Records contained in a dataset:
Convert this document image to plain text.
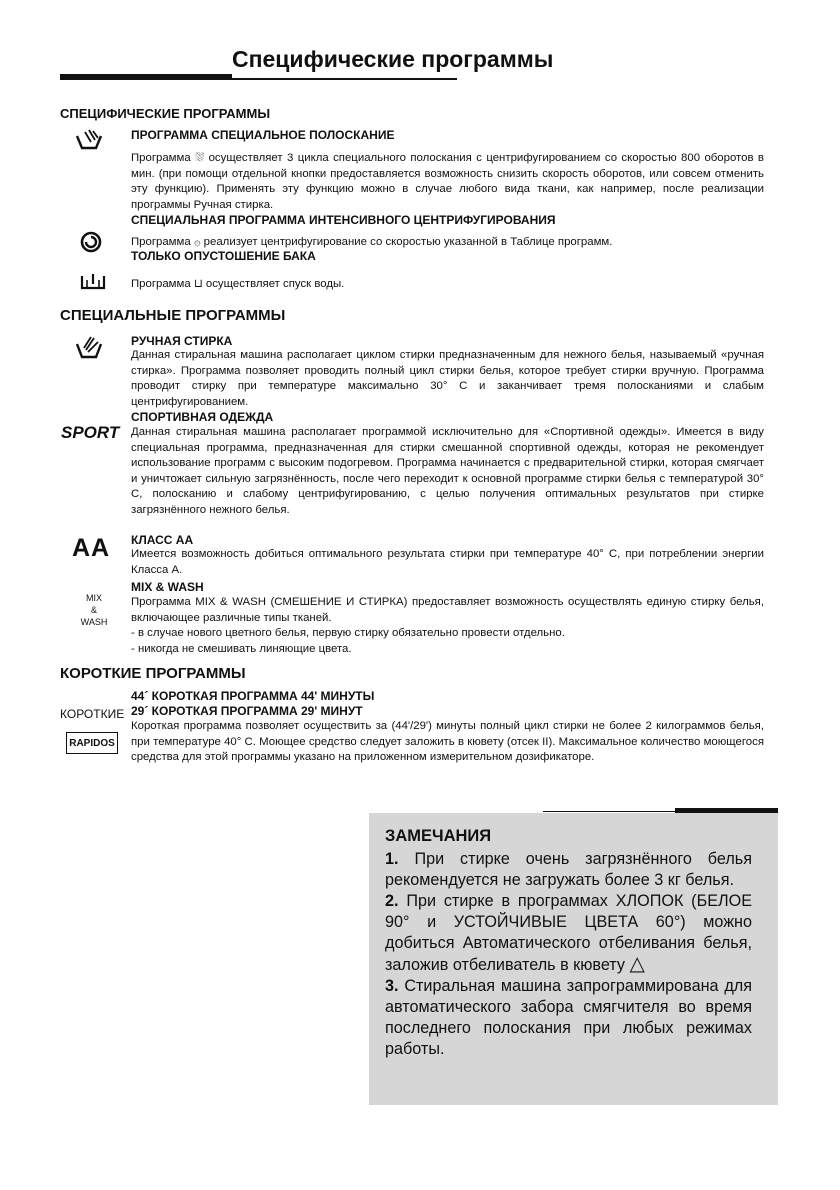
Специфические программы
СПЕЦИФИЧЕСКИЕ ПРОГРАММЫ
ПРОГРАММА СПЕЦИАЛЬНОЕ ПОЛОСКАНИЕ
Программа ⛆ осуществляет 3 цикла специального полоскания с центрифугированием со скоростью 800 оборотов в мин. (при помощи отдельной кнопки предоставляется возможность снизить скорость оборотов, или совсем отменить эту функцию). Применять эту функцию можно в случае любого вида ткани, как например, после реализации программы Ручная стирка.
СПЕЦИАЛЬНАЯ ПРОГРАММА ИНТЕНСИВНОГО ЦЕНТРИФУГИРОВАНИЯ
Программа ۞ реализует центрифугирование со скоростью указанной в Таблице программ.
ТОЛЬКО ОПУСТОШЕНИЕ БАКА
Программа ⊔ осуществляет спуск воды.
СПЕЦИАЛЬНЫЕ ПРОГРАММЫ
РУЧНАЯ СТИРКА
Данная стиральная машина располагает циклом стирки предназначенным для нежного белья, называемый «ручная стирка». Программа позволяет проводить полный цикл стирки белья, которое требует стирки вручную. Программа проводит стирку при температуре максимально 30° С и заканчивает тремя полосканиями и слабым центрифугированием.
SPORT
СПОРТИВНАЯ ОДЕЖДА
Данная стиральная машина располагает программой исключительно для «Спортивной одежды». Имеется в виду специальная программа, предназначенная для стирки смешанной спортивной одежды, которая не рекомендует использование программ с высоким подогревом. Программа начинается с предварительной стирки, которая смягчает и уничтожает сильную загрязнённость, после чего переходит к основной программе стирки белья с температурой 30° С, полосканию и слабому центрифугированию, с целью получения оптимальных результатов при стирке загрязнённого нежного белья.
AA КЛАСС АА
Имеется возможность добиться оптимального результата стирки при температуре 40° С, при потреблении энергии Класса А.
MIX
&
WASH
MIX & WASH
Программа MIX & WASH (СМЕШЕНИЕ И СТИРКА) предоставляет возможность осуществлять единую стирку белья, включающее различные типы тканей.
- в случае нового цветного белья, первую стирку обязательно провести отдельно.
- никогда не смешивать линяющие цвета.
КОРОТКИЕ ПРОГРАММЫ
44´ КОРОТКАЯ ПРОГРАММА 44' МИНУТЫ
29´ КОРОТКАЯ ПРОГРАММА 29' МИНУТ
КОРОТКИЕ
RAPIDOS
Короткая программа позволяет осуществить за (44'/29') минуты полный цикл стирки не более 2 килограммов белья, при температуре 40° С. Моющее средство следует заложить в кювету (отсек II). Максимальное количество моющегося средства для этой программы указано на приложенном измерительном дозификаторе.
ЗАМЕЧАНИЯ

1. При стирке очень загрязнённого белья рекомендуется не загружать более 3 кг белья.

2. При стирке в программах ХЛОПОК (БЕЛОЕ 90° и УСТОЙЧИВЫЕ ЦВЕТА 60°) можно добиться Автоматического отбеливания белья, заложив отбеливатель в кювету △

3. Стиральная машина запрограммирована для автоматического забора смягчителя во время последнего полоскания при любых режимах работы.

_TO BE DONE_
Quote all the records verbatim, dropping any pictures from your copy.

_RESULT_
Convert this document image to plain text.
Специфические программы
СПЕЦИФИЧЕСКИЕ ПРОГРАММЫ
ПРОГРАММА СПЕЦИАЛЬНОЕ ПОЛОСКАНИЕ
Программа ⛆ осуществляет 3 цикла специального полоскания с центрифугированием со скоростью 800 оборотов в мин. (при помощи отдельной кнопки предоставляется возможность снизить скорость оборотов, или совсем отменить эту функцию). Применять эту функцию можно в случае любого вида ткани, как например, после реализации программы Ручная стирка.
СПЕЦИАЛЬНАЯ ПРОГРАММА ИНТЕНСИВНОГО ЦЕНТРИФУГИРОВАНИЯ
Программа ۞ реализует центрифугирование со скоростью указанной в Таблице программ.
ТОЛЬКО ОПУСТОШЕНИЕ БАКА
Программа ⊔ осуществляет спуск воды.
СПЕЦИАЛЬНЫЕ ПРОГРАММЫ
РУЧНАЯ СТИРКА
Данная стиральная машина располагает циклом стирки предназначенным для нежного белья, называемый «ручная стирка». Программа позволяет проводить полный цикл стирки белья, которое требует стирки вручную. Программа проводит стирку при температуре максимально 30° С и заканчивает тремя полосканиями и слабым центрифугированием.
SPORT
СПОРТИВНАЯ ОДЕЖДА
Данная стиральная машина располагает программой исключительно для «Спортивной одежды». Имеется в виду специальная программа, предназначенная для стирки смешанной спортивной одежды, которая не рекомендует использование программ с высоким подогревом. Программа начинается с предварительной стирки, которая смягчает и уничтожает сильную загрязнённость, после чего переходит к основной программе стирки белья с температурой 30° С, полосканию и слабому центрифугированию, с целью получения оптимальных результатов при стирке загрязнённого нежного белья.
AA КЛАСС АА
Имеется возможность добиться оптимального результата стирки при температуре 40° С, при потреблении энергии Класса А.
MIX
&
WASH
MIX & WASH
Программа MIX & WASH (СМЕШЕНИЕ И СТИРКА) предоставляет возможность осуществлять единую стирку белья, включающее различные типы тканей.
- в случае нового цветного белья, первую стирку обязательно провести отдельно.
- никогда не смешивать линяющие цвета.
КОРОТКИЕ ПРОГРАММЫ
44´ КОРОТКАЯ ПРОГРАММА 44' МИНУТЫ
29´ КОРОТКАЯ ПРОГРАММА 29' МИНУТ
КОРОТКИЕ
RAPIDOS
Короткая программа позволяет осуществить за (44'/29') минуты полный цикл стирки не более 2 килограммов белья, при температуре 40° С. Моющее средство следует заложить в кювету (отсек II). Максимальное количество моющегося средства для этой программы указано на приложенном измерительном дозификаторе.
ЗАМЕЧАНИЯ

1. При стирке очень загрязнённого белья рекомендуется не загружать более 3 кг белья.

2. При стирке в программах ХЛОПОК (БЕЛОЕ 90° и УСТОЙЧИВЫЕ ЦВЕТА 60°) можно добиться Автоматического отбеливания белья, заложив отбеливатель в кювету △

3. Стиральная машина запрограммирована для автоматического забора смягчителя во время последнего полоскания при любых режимах работы.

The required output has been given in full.